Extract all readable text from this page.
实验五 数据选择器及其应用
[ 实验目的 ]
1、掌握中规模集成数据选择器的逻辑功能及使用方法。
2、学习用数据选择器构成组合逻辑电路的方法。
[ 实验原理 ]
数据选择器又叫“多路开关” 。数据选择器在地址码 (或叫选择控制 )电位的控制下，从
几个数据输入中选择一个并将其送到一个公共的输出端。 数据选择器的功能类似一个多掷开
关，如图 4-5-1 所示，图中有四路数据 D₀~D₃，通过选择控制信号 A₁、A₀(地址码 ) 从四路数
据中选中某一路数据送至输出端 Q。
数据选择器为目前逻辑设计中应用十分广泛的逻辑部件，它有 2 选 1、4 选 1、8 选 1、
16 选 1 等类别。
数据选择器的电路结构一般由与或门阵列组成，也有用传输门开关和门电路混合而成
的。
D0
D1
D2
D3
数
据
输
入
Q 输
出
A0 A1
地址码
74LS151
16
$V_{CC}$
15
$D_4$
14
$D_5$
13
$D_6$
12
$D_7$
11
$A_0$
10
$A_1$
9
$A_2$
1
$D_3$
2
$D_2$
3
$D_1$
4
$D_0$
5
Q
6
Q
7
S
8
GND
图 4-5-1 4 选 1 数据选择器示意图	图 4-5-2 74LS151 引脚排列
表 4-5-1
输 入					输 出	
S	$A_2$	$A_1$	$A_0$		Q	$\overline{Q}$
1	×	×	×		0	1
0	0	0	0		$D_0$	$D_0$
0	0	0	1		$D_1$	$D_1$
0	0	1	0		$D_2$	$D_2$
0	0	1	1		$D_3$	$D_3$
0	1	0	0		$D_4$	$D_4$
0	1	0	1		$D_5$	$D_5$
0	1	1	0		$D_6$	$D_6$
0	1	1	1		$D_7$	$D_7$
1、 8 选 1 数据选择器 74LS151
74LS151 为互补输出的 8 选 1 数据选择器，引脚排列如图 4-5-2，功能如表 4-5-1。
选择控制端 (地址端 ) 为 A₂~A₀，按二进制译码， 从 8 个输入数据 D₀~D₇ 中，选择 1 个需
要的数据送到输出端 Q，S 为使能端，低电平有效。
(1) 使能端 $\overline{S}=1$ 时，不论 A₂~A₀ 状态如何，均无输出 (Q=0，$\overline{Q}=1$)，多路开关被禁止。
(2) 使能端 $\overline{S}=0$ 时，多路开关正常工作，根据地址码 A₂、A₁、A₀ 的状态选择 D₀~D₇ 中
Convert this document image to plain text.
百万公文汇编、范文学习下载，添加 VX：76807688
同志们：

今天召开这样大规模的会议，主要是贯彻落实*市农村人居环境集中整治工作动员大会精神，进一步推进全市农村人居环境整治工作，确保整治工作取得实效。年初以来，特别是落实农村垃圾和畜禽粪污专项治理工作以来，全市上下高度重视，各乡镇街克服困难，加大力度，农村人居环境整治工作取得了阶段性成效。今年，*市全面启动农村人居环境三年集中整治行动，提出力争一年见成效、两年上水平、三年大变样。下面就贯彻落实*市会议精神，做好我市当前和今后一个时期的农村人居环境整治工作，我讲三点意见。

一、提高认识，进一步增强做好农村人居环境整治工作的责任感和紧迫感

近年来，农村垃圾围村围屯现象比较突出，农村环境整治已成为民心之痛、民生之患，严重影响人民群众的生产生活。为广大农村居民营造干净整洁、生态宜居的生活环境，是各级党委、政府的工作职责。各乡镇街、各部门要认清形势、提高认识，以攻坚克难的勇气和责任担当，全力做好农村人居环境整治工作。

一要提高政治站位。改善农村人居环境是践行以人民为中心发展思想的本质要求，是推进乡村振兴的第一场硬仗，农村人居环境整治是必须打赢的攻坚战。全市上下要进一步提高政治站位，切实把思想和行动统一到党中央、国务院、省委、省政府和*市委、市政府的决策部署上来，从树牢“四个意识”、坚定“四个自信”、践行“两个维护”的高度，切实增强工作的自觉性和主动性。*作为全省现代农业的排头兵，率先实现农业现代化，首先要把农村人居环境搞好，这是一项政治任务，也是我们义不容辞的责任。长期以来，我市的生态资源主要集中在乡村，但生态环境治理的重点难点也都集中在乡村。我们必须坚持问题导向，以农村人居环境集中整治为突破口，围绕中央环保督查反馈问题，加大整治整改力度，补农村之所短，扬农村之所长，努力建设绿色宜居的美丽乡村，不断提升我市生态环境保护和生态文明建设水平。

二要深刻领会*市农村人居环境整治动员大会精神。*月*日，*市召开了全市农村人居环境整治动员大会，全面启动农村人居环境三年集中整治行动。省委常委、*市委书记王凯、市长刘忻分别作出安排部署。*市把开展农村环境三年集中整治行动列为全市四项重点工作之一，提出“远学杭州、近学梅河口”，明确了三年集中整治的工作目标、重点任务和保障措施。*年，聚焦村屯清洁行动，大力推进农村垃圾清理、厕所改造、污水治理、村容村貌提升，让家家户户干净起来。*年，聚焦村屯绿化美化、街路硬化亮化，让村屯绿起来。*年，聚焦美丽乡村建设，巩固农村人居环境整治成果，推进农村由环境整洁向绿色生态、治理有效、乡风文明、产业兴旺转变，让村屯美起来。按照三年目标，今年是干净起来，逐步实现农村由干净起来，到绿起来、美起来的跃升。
================================
Task directions – Extract each line holding the string "text".

Solution to this exercise –
Extract all readable text from this page.
Convert this document image to plain text.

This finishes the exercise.